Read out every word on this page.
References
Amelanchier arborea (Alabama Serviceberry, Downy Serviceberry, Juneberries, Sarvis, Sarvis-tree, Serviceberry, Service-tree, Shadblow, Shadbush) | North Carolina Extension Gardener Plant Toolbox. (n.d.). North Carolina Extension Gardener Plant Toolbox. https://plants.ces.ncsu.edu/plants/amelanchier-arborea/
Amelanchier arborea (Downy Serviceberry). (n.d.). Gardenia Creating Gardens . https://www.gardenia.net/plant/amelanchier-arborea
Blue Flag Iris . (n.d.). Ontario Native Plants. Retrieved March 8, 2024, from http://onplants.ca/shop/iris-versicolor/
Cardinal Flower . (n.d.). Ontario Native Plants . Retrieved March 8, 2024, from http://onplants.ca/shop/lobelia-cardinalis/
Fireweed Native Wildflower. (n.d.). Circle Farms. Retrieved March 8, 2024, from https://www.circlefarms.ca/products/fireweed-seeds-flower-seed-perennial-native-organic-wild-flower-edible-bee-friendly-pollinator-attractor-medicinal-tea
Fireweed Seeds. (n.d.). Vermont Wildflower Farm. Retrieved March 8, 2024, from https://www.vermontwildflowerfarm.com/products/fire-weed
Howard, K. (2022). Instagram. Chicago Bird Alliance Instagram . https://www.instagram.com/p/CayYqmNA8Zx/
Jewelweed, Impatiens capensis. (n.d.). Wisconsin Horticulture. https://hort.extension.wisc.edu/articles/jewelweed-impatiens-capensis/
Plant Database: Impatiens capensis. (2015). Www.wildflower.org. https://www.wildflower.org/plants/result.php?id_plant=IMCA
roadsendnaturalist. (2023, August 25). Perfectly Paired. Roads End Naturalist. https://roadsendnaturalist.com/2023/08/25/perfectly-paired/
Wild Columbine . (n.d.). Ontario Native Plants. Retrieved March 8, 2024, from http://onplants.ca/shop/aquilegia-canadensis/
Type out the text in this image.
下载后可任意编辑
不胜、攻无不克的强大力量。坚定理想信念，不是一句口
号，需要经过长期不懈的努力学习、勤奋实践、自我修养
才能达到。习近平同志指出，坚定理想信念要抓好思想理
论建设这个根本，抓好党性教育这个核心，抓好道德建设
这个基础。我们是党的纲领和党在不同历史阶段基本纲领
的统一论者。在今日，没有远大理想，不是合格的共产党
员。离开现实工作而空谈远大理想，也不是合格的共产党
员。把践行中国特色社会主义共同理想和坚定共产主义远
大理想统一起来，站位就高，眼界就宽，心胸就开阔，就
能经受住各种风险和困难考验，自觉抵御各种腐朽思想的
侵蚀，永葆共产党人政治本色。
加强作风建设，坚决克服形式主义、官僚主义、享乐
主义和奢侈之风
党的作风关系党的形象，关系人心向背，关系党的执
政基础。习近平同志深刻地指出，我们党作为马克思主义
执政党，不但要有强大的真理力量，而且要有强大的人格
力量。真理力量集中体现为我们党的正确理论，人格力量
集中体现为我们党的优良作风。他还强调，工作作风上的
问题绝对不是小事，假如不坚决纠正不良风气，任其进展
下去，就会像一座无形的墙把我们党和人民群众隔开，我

________________

*SHORT TASK:*
Output the full listing without altering anything.

*RESPONSE TO THIS EXERCISE:*
Read out every word on this page.
References
Amelanchier arborea (Alabama Serviceberry, Downy Serviceberry, Juneberries, Sarvis, Sarvis-tree, Serviceberry, Service-tree, Shadblow, Shadbush) | North Carolina Extension Gardener Plant Toolbox. (n.d.). North Carolina Extension Gardener Plant Toolbox. https://plants.ces.ncsu.edu/plants/amelanchier-arborea/
Amelanchier arborea (Downy Serviceberry). (n.d.). Gardenia Creating Gardens . https://www.gardenia.net/plant/amelanchier-arborea
Blue Flag Iris . (n.d.). Ontario Native Plants. Retrieved March 8, 2024, from http://onplants.ca/shop/iris-versicolor/
Cardinal Flower . (n.d.). Ontario Native Plants . Retrieved March 8, 2024, from http://onplants.ca/shop/lobelia-cardinalis/
Fireweed Native Wildflower. (n.d.). Circle Farms. Retrieved March 8, 2024, from https://www.circlefarms.ca/products/fireweed-seeds-flower-seed-perennial-native-organic-wild-flower-edible-bee-friendly-pollinator-attractor-medicinal-tea
Fireweed Seeds. (n.d.). Vermont Wildflower Farm. Retrieved March 8, 2024, from https://www.vermontwildflowerfarm.com/products/fire-weed
Howard, K. (2022). Instagram. Chicago Bird Alliance Instagram . https://www.instagram.com/p/CayYqmNA8Zx/
Jewelweed, Impatiens capensis. (n.d.). Wisconsin Horticulture. https://hort.extension.wisc.edu/articles/jewelweed-impatiens-capensis/
Plant Database: Impatiens capensis. (2015). Www.wildflower.org. https://www.wildflower.org/plants/result.php?id_plant=IMCA
roadsendnaturalist. (2023, August 25). Perfectly Paired. Roads End Naturalist. https://roadsendnaturalist.com/2023/08/25/perfectly-paired/
Wild Columbine . (n.d.). Ontario Native Plants. Retrieved March 8, 2024, from http://onplants.ca/shop/aquilegia-canadensis/
Type out the text in this image.
下载后可任意编辑
不胜、攻无不克的强大力量。坚定理想信念，不是一句口
号，需要经过长期不懈的努力学习、勤奋实践、自我修养
才能达到。习近平同志指出，坚定理想信念要抓好思想理
论建设这个根本，抓好党性教育这个核心，抓好道德建设
这个基础。我们是党的纲领和党在不同历史阶段基本纲领
的统一论者。在今日，没有远大理想，不是合格的共产党
员。离开现实工作而空谈远大理想，也不是合格的共产党
员。把践行中国特色社会主义共同理想和坚定共产主义远
大理想统一起来，站位就高，眼界就宽，心胸就开阔，就
能经受住各种风险和困难考验，自觉抵御各种腐朽思想的
侵蚀，永葆共产党人政治本色。
加强作风建设，坚决克服形式主义、官僚主义、享乐
主义和奢侈之风
党的作风关系党的形象，关系人心向背，关系党的执
政基础。习近平同志深刻地指出，我们党作为马克思主义
执政党，不但要有强大的真理力量，而且要有强大的人格
力量。真理力量集中体现为我们党的正确理论，人格力量
集中体现为我们党的优良作风。他还强调，工作作风上的
问题绝对不是小事，假如不坚决纠正不良风气，任其进展
下去，就会像一座无形的墙把我们党和人民群众隔开，我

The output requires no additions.